[Collection entries]
····················

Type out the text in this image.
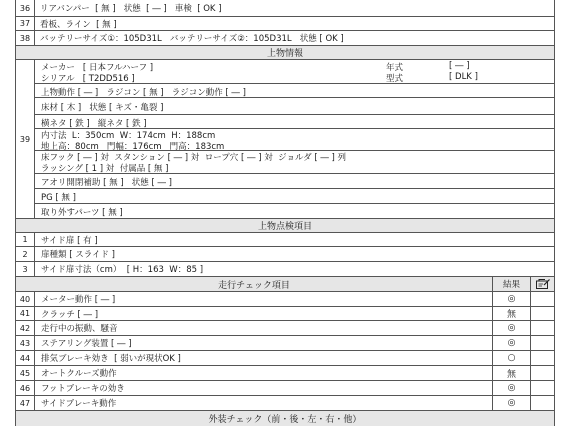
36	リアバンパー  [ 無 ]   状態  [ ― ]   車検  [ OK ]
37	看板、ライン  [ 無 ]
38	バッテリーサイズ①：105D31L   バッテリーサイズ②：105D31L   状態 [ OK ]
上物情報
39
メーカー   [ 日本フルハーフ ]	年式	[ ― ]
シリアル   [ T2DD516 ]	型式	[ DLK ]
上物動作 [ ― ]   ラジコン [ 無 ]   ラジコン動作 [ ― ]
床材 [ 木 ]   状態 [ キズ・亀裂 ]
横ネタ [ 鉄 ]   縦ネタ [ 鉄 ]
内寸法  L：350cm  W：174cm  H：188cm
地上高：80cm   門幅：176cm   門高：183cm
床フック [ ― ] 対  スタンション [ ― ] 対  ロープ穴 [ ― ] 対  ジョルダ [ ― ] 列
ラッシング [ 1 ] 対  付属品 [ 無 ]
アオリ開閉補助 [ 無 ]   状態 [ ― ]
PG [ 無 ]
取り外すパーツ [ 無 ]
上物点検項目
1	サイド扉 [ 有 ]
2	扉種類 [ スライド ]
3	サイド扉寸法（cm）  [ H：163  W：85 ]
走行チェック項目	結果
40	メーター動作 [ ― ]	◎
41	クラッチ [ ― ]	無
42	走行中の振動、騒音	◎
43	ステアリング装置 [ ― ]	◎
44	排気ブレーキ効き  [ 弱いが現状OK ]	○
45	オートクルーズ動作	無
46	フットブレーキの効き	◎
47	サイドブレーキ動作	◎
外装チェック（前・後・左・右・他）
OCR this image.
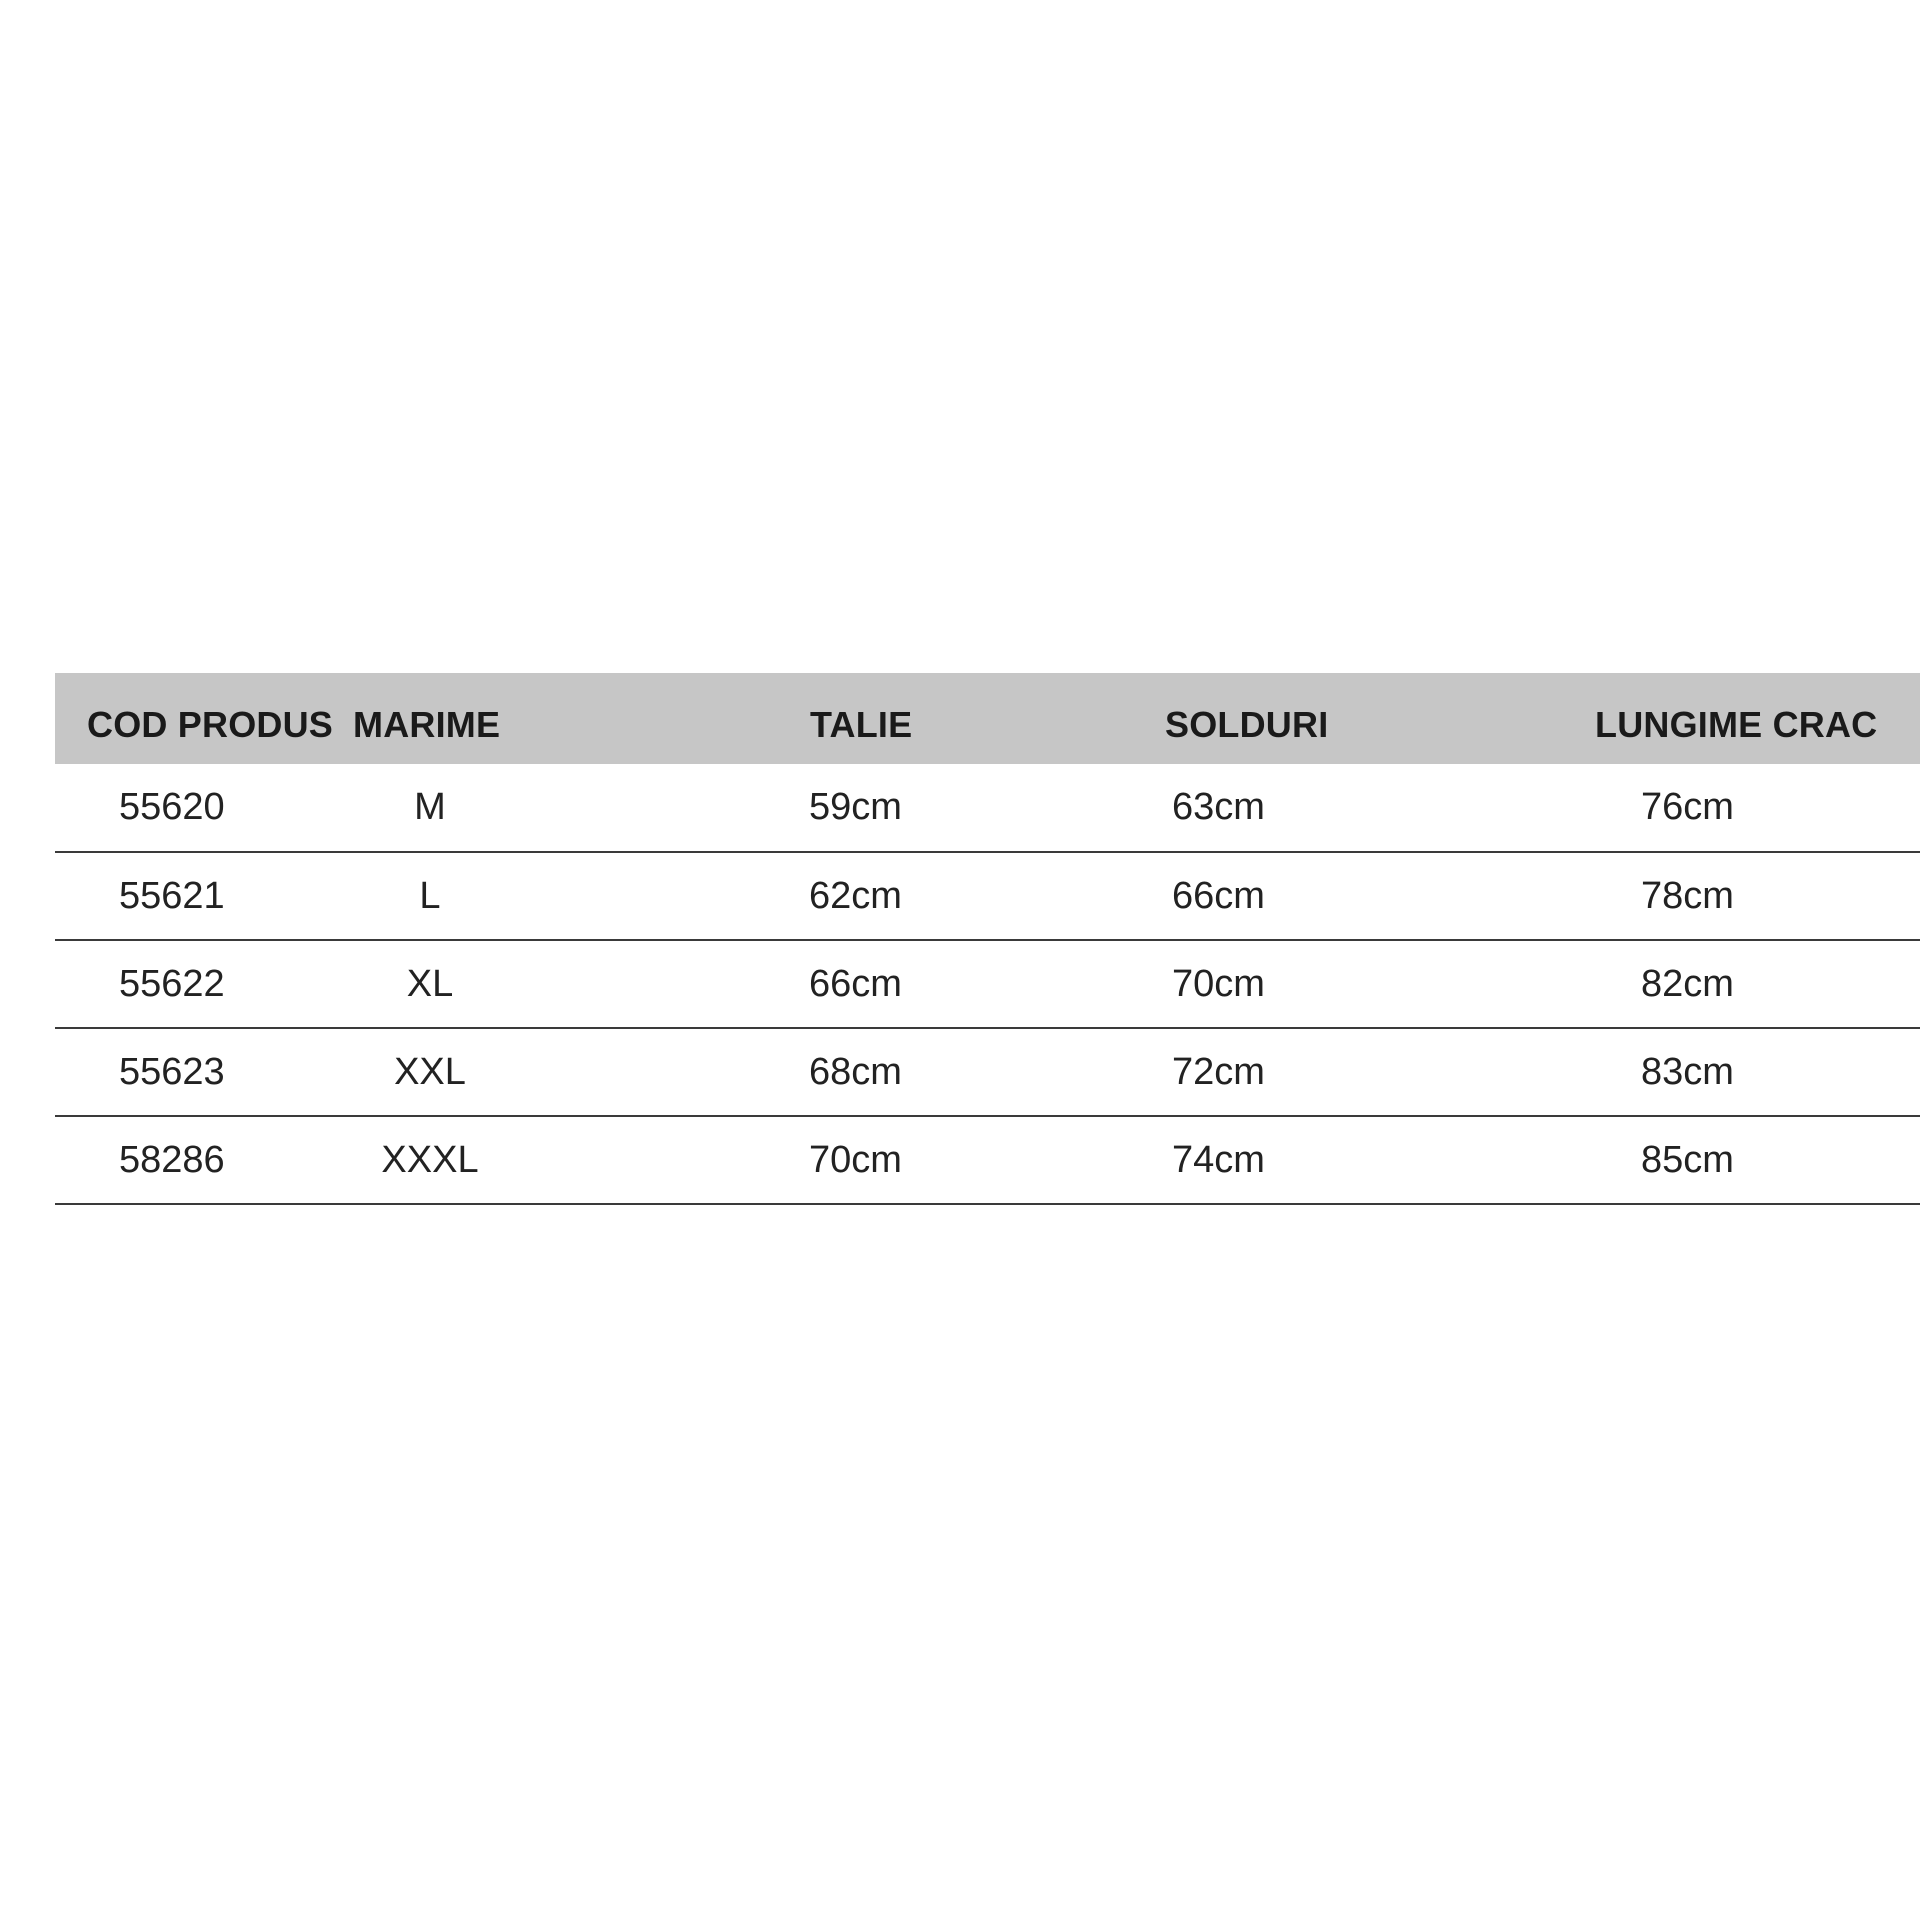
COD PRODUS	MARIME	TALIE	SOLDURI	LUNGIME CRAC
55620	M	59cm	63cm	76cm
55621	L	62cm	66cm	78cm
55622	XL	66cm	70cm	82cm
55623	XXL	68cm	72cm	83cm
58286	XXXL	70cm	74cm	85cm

····················

(Aim): Where a line of the entries contains the word "this", copy that line.

(Task output):
Type out the text in this image.
OCR this image.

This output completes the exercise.